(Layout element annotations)
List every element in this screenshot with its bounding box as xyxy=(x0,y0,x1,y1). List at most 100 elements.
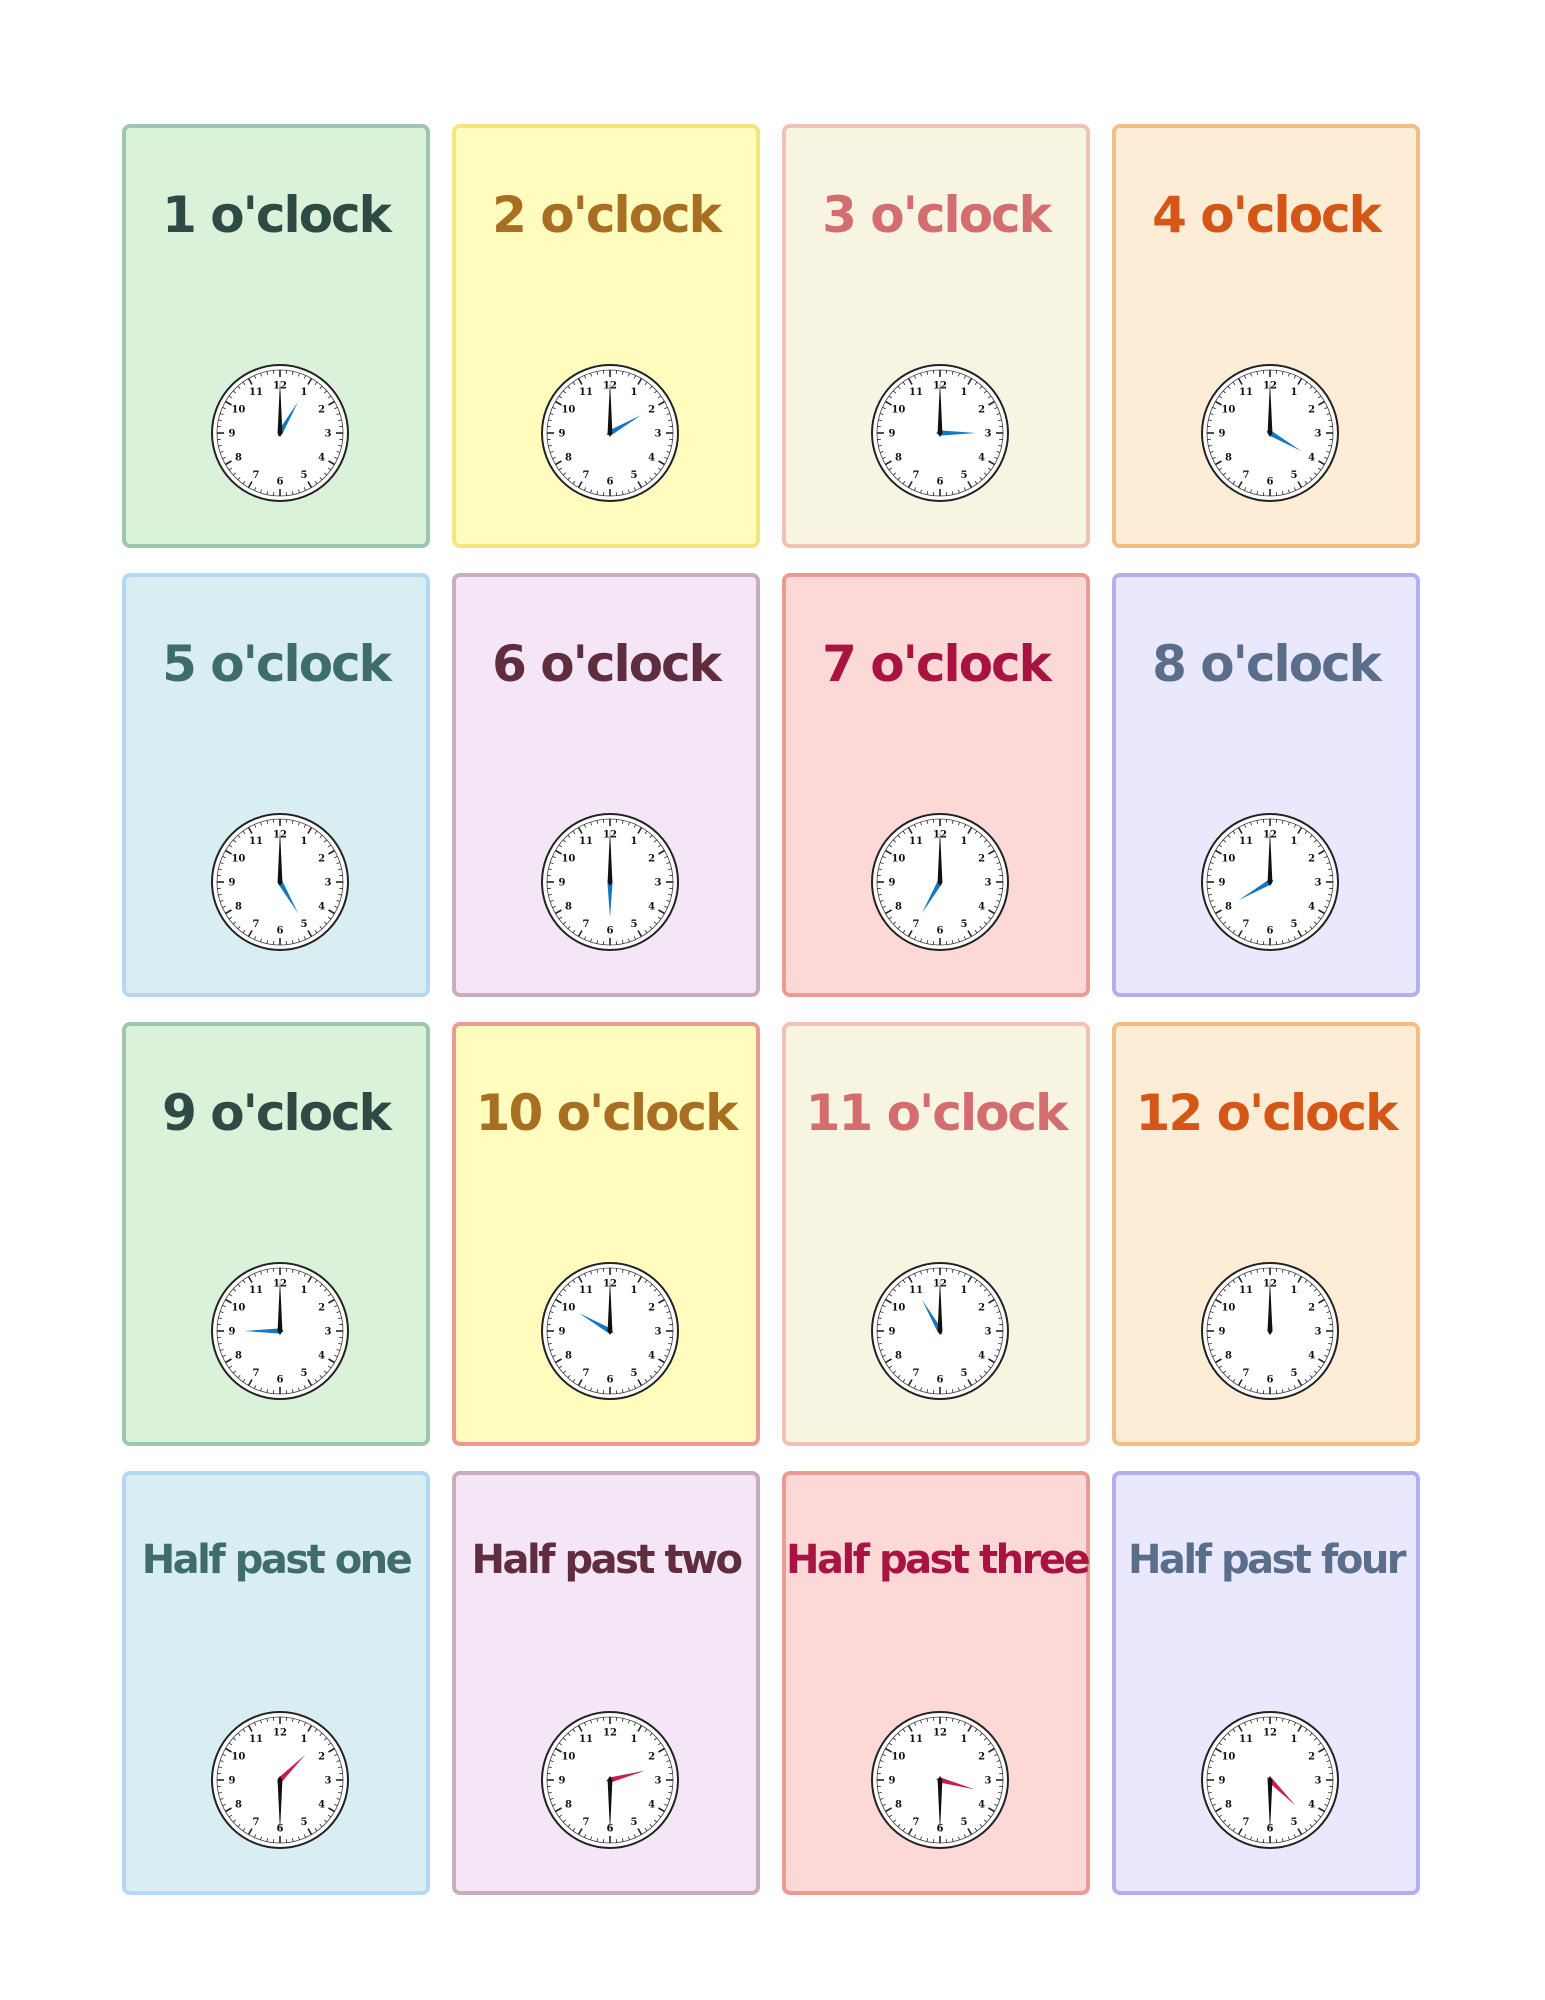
clock-numeral: 7 xyxy=(1243,919,1250,930)
clock-numeral: 10 xyxy=(1221,1752,1235,1763)
time-flashcard: Half past three121234567891011 xyxy=(782,1471,1091,1895)
clock-numeral: 9 xyxy=(559,878,566,889)
minute-hand xyxy=(607,830,613,886)
clock-numeral: 6 xyxy=(937,477,944,488)
clock-numeral: 7 xyxy=(1243,1368,1250,1379)
clock-face-icon: 121234567891011 xyxy=(541,1262,679,1400)
clock-numeral: 1 xyxy=(631,387,638,398)
clock-numeral: 2 xyxy=(648,405,655,416)
clock-numeral: 6 xyxy=(937,1375,944,1386)
clock-numeral: 9 xyxy=(1219,1776,1226,1787)
clock-numeral: 7 xyxy=(253,919,260,930)
clock-numeral: 4 xyxy=(1308,902,1315,913)
clock-numeral: 7 xyxy=(913,1368,920,1379)
card-title: 2 o'clock xyxy=(492,186,722,244)
minute-hand xyxy=(1267,1279,1273,1335)
clock-numeral: 10 xyxy=(1221,854,1235,865)
clock-numeral: 8 xyxy=(895,1351,902,1362)
clock-numeral: 3 xyxy=(1315,1776,1322,1787)
clock-numeral: 8 xyxy=(1225,453,1232,464)
clock-numeral: 5 xyxy=(961,919,968,930)
clock-numeral: 11 xyxy=(579,1734,593,1745)
card-title: 6 o'clock xyxy=(492,635,722,693)
hour-hand xyxy=(277,1754,306,1783)
clock-numeral: 6 xyxy=(607,477,614,488)
clock-numeral: 11 xyxy=(249,387,263,398)
clock-face-icon: 121234567891011 xyxy=(1201,364,1339,502)
clock-numeral: 5 xyxy=(301,919,308,930)
clock-numeral: 11 xyxy=(1239,387,1253,398)
clock-numeral: 11 xyxy=(579,387,593,398)
clock-numeral: 7 xyxy=(583,470,590,481)
hour-hand xyxy=(1238,879,1274,900)
time-flashcard: Half past one121234567891011 xyxy=(122,1471,430,1895)
clock-numeral: 7 xyxy=(583,1368,590,1379)
clock-numeral: 11 xyxy=(579,1285,593,1296)
clock-numeral: 2 xyxy=(648,1303,655,1314)
clock-numeral: 3 xyxy=(985,1776,992,1787)
clock-numeral: 1 xyxy=(1291,1734,1298,1745)
clock-numeral: 5 xyxy=(1291,1368,1298,1379)
clock-numeral: 1 xyxy=(301,836,308,847)
clock-numeral: 3 xyxy=(1315,1327,1322,1338)
clock-numeral: 8 xyxy=(1225,902,1232,913)
clock-numeral: 12 xyxy=(1263,1728,1277,1739)
clock-numeral: 9 xyxy=(889,429,896,440)
clock-numeral: 11 xyxy=(1239,1285,1253,1296)
clock-numeral: 7 xyxy=(1243,1817,1250,1828)
clock-numeral: 5 xyxy=(961,470,968,481)
clock-numeral: 4 xyxy=(318,902,325,913)
clock-numeral: 5 xyxy=(631,919,638,930)
clock-numeral: 5 xyxy=(301,1368,308,1379)
clock-numeral: 5 xyxy=(961,1817,968,1828)
card-title: 9 o'clock xyxy=(162,1084,392,1142)
clock-numeral: 10 xyxy=(561,854,575,865)
clock-numeral: 3 xyxy=(1315,429,1322,440)
hour-hand xyxy=(578,1313,614,1334)
clock-numeral: 2 xyxy=(978,1303,985,1314)
clock-numeral: 4 xyxy=(978,1800,985,1811)
clock-numeral: 9 xyxy=(559,1776,566,1787)
clock-numeral: 4 xyxy=(318,1800,325,1811)
clock-numeral: 11 xyxy=(1239,836,1253,847)
clock-numeral: 8 xyxy=(235,1351,242,1362)
minute-hand xyxy=(607,1279,613,1335)
clock-numeral: 1 xyxy=(301,387,308,398)
clock-numeral: 4 xyxy=(1308,1351,1315,1362)
clock-numeral: 3 xyxy=(985,429,992,440)
clock-numeral: 9 xyxy=(1219,429,1226,440)
clock-numeral: 5 xyxy=(301,1817,308,1828)
minute-hand xyxy=(937,1279,943,1335)
hour-hand xyxy=(922,878,943,914)
card-title: Half past four xyxy=(1127,1537,1407,1583)
clock-numeral: 8 xyxy=(235,453,242,464)
clock-face-icon: 121234567891011 xyxy=(541,364,679,502)
clock-numeral: 12 xyxy=(933,1728,947,1739)
time-flashcard: 2 o'clock121234567891011 xyxy=(452,124,760,548)
hour-hand xyxy=(936,430,976,436)
clock-numeral: 8 xyxy=(895,902,902,913)
clock-numeral: 7 xyxy=(583,1817,590,1828)
clock-numeral: 7 xyxy=(913,1817,920,1828)
clock-face-icon: 121234567891011 xyxy=(541,813,679,951)
clock-numeral: 4 xyxy=(648,1351,655,1362)
clock-numeral: 4 xyxy=(978,1351,985,1362)
clock-numeral: 11 xyxy=(909,1285,923,1296)
time-flashcard: 12 o'clock121234567891011 xyxy=(1112,1022,1420,1446)
clock-numeral: 9 xyxy=(229,429,236,440)
clock-numeral: 7 xyxy=(253,1817,260,1828)
clock-numeral: 5 xyxy=(1291,470,1298,481)
clock-numeral: 3 xyxy=(1315,878,1322,889)
card-title: 8 o'clock xyxy=(1152,635,1382,693)
clock-numeral: 8 xyxy=(895,453,902,464)
clock-numeral: 12 xyxy=(273,1728,287,1739)
clock-numeral: 10 xyxy=(231,1752,245,1763)
hour-hand xyxy=(1267,1777,1296,1806)
minute-hand xyxy=(607,381,613,437)
time-flashcard: 9 o'clock121234567891011 xyxy=(122,1022,430,1446)
clock-numeral: 10 xyxy=(561,1303,575,1314)
clock-numeral: 9 xyxy=(229,1776,236,1787)
clock-numeral: 8 xyxy=(565,453,572,464)
clock-numeral: 9 xyxy=(229,878,236,889)
clock-numeral: 9 xyxy=(1219,1327,1226,1338)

▸ Objective
Quote the lines of the records starting with the line containing "clock-numeral: 7 xyxy=(1243,919,1250,930)" and ending with the line containing "clock-numeral: 7 xyxy=(1243,1368,1250,1379)", both included.

▸ Response
clock-numeral: 7 xyxy=(1243,919,1250,930)
clock-numeral: 10 xyxy=(1221,1752,1235,1763)
time-flashcard: Half past three121234567891011 xyxy=(782,1471,1091,1895)
clock-numeral: 9 xyxy=(559,878,566,889)
minute-hand xyxy=(607,830,613,886)
clock-numeral: 6 xyxy=(937,477,944,488)
clock-numeral: 7 xyxy=(1243,1368,1250,1379)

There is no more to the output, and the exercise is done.